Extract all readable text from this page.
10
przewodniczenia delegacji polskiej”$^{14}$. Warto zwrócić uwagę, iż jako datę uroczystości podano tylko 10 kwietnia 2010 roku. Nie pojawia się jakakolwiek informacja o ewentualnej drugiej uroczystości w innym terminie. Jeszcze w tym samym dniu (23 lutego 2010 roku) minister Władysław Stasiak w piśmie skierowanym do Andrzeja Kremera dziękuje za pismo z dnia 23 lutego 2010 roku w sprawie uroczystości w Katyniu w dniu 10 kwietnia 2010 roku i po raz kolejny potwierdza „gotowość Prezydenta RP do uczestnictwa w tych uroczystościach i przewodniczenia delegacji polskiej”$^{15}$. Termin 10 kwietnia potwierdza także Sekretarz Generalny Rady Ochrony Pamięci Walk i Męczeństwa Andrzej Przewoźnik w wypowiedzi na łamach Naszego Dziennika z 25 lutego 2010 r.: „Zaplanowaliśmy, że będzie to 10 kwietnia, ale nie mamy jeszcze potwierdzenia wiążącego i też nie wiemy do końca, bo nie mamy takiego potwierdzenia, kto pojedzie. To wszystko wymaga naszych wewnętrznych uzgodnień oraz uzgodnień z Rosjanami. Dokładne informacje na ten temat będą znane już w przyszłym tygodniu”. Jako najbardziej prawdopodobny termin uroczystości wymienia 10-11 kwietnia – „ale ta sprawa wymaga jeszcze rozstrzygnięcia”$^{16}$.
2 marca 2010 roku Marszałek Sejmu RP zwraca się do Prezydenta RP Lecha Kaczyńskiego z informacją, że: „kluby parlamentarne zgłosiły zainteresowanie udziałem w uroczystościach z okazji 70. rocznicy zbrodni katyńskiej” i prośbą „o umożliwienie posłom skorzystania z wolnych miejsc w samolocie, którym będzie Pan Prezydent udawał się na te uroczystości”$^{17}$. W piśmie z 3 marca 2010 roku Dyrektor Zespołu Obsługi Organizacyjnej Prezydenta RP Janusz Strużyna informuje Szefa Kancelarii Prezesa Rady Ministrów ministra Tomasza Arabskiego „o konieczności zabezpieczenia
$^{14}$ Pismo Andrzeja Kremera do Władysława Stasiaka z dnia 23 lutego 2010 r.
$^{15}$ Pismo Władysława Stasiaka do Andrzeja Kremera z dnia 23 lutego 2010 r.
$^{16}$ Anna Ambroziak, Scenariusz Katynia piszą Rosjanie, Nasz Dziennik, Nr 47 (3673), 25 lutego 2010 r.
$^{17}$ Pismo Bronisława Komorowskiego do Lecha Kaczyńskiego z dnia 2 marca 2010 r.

......

▶ **Job**
Copy out all lines that carry the word "Władysława".

▶ **Problem solution**
$^{14}$ Pismo Andrzeja Kremera do Władysława Stasiaka z dnia 23 lutego 2010 r.
$^{15}$ Pismo Władysława Stasiaka do Andrzeja Kremera z dnia 23 lutego 2010 r.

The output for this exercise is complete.